WORK TO BE COMPLETED: Reproduce word for word the part of the commentary archive from "Todd Seavey’s recent" up to and including "my contribution. (more…)".

======== EXTRACT

Archive for the ‘Commentary’ Category

Why I Did Not See Brokeback Mountain

Saturday, August 18th, 2007

Todd Seavey’s recent comment on his blog on why he saw Brokeback Mountain, “it was a lady’s idea,” prompted me to write these long-simmering thoughts.

I think that there is a whole little volume waiting to be written on the phenomenon of women pressuring straight men into seeing Brokeback Mountain. Here’s my contribution. (more…)

Authoritarian Police State in North Carolina

Friday, August 17th, 2007
I am writing to tell you about an abuse of power in Asheville, NC by a police sergeant.

I occasionally stand on an interstate overpass near my place of work in the mornings and hold a sign that says ‘IMPEACH BUSH / CHENEY’.

On Wednesday August 15, I was standing alone with my sign for about 10 minutes, when I was approached by Police Officer Russell Crisp. He asked me how long I was planning to stay there and I told him just a few more minutes because I had to go to work at 8:00. He asked for my ID and I obliged. I asked him if I was doing something wrong, and he said that his Sergeant was on the way and he was going to wait for him. SO, I went back to my sign holding over the interstate. <more…>

After reading this account of a peaceful and cooperative protester being arrested in North Carolina, I am shocked and dismayed. For peacefully and unobtrusively displaying an “Impeach Bush/Cheney” sign on an Asheville sidewalk, this man was cited, handcuffed and arrested. This outrageous behaviour by the police is a dangerous and chilling impediment to free political speech. It is my sincere hope, that when this matter is resolved, if the above account is true, that all the police officers involved, and any other officials that gave then their marching orders, are fired and put on trial for their unconscionable actions.

The very essence of democracy is the ability to speak your mind and express your views without fear of reprisal.  To slander this right is an egregiously infamous act repugnant to all believers in a free and democratic republic.  This is not a politically partisan issue, except to the most corrupt and bloody-minded miscreants.  While one may strongly disagree with the views stated by this protester, one must vociferously support his right to speak if one is to consider oneself a good citizen.  Only by keeping officials accountable, like these officers, for such outrageous actions, can we hope to maintain a free and just civil society.

And, uh, oh yeah, impeach Bush/Cheney.

American Fascism

Thursday, August 16th, 2007

Here’s another item for the “American Decline” file.  Apparently, there are well-connected people out there who would support a fascist America.

An article encouraging President Bush to declare himself President-For-Life was posted on the conservative web site, “Family Security Matters“.  A cached version of the article is still available online, though the original has since been taken down.  The website’s principal advisor, Barbara Comstock, was a former Justice Department spokeswoman under John Ashcroft, and familysecuritymatters.org is a front for an influential conservative think tank, or so it is said on the blogosphere.

================
======== GIVEN DATA

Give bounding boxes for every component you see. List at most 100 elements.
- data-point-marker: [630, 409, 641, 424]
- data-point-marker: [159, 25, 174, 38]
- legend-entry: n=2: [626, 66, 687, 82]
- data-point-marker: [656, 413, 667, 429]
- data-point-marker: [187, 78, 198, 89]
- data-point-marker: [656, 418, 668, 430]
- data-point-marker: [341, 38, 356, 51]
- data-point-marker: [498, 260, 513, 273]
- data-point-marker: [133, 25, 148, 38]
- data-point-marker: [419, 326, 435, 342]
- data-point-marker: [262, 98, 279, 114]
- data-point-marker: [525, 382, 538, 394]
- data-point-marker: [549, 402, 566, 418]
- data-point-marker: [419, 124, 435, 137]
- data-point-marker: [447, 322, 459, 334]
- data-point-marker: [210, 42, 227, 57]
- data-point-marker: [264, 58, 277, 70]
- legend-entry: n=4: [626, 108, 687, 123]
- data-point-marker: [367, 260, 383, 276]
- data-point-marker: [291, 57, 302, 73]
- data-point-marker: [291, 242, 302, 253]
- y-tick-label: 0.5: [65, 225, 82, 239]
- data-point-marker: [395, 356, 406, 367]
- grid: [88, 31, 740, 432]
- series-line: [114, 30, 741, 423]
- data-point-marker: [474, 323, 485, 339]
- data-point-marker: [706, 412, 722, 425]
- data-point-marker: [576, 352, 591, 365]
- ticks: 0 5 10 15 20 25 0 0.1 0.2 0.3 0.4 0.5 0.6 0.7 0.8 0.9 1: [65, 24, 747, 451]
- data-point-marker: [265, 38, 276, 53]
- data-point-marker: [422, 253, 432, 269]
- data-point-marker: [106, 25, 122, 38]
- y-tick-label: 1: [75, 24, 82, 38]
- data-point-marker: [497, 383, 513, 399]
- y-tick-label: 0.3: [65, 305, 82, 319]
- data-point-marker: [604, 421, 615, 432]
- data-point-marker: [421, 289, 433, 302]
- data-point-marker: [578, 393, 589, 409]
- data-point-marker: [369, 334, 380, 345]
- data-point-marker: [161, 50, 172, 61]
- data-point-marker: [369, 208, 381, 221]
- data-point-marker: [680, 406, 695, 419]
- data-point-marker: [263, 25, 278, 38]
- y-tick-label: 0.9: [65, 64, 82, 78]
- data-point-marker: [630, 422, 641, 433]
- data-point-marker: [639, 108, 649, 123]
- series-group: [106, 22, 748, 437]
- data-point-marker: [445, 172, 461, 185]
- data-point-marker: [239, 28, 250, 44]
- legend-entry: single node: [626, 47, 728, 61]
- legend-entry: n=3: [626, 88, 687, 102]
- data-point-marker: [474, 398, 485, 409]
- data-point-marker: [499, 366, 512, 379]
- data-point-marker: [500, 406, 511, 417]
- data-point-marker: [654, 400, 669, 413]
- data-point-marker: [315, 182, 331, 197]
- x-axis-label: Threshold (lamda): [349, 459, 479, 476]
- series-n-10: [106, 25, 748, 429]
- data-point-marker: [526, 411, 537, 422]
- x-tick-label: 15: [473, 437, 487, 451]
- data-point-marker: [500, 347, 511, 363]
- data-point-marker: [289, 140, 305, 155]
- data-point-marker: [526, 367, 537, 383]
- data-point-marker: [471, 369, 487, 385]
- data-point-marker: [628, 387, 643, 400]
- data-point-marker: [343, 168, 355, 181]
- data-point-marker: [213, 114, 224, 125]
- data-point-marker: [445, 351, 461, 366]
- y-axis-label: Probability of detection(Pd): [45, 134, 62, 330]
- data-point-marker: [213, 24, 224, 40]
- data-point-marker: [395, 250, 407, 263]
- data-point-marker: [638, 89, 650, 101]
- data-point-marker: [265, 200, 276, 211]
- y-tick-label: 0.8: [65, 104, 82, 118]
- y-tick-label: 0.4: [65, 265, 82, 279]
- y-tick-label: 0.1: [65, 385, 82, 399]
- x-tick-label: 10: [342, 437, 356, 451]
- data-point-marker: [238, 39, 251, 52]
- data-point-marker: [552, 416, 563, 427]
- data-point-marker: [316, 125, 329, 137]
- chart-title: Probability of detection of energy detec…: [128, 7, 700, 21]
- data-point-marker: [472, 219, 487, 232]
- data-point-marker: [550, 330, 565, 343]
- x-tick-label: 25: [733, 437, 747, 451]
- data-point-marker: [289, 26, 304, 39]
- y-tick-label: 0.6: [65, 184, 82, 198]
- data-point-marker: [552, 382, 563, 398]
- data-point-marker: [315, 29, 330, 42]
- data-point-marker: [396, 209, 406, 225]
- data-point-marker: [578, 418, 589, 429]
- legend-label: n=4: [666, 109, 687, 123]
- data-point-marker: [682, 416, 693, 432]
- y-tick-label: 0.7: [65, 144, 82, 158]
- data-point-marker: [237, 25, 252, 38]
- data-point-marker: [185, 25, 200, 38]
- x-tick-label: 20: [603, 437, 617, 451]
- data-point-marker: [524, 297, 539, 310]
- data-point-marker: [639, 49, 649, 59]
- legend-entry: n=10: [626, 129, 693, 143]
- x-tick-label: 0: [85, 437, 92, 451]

================

ANSWER SECTION:
Todd Seavey’s recent comment on his blog on why he saw Brokeback Mountain, “it was a lady’s idea,” prompted me to write these long-simmering thoughts.

I think that there is a whole little volume waiting to be written on the phenomenon of women pressuring straight men into seeing Brokeback Mountain. Here’s my contribution. (more…)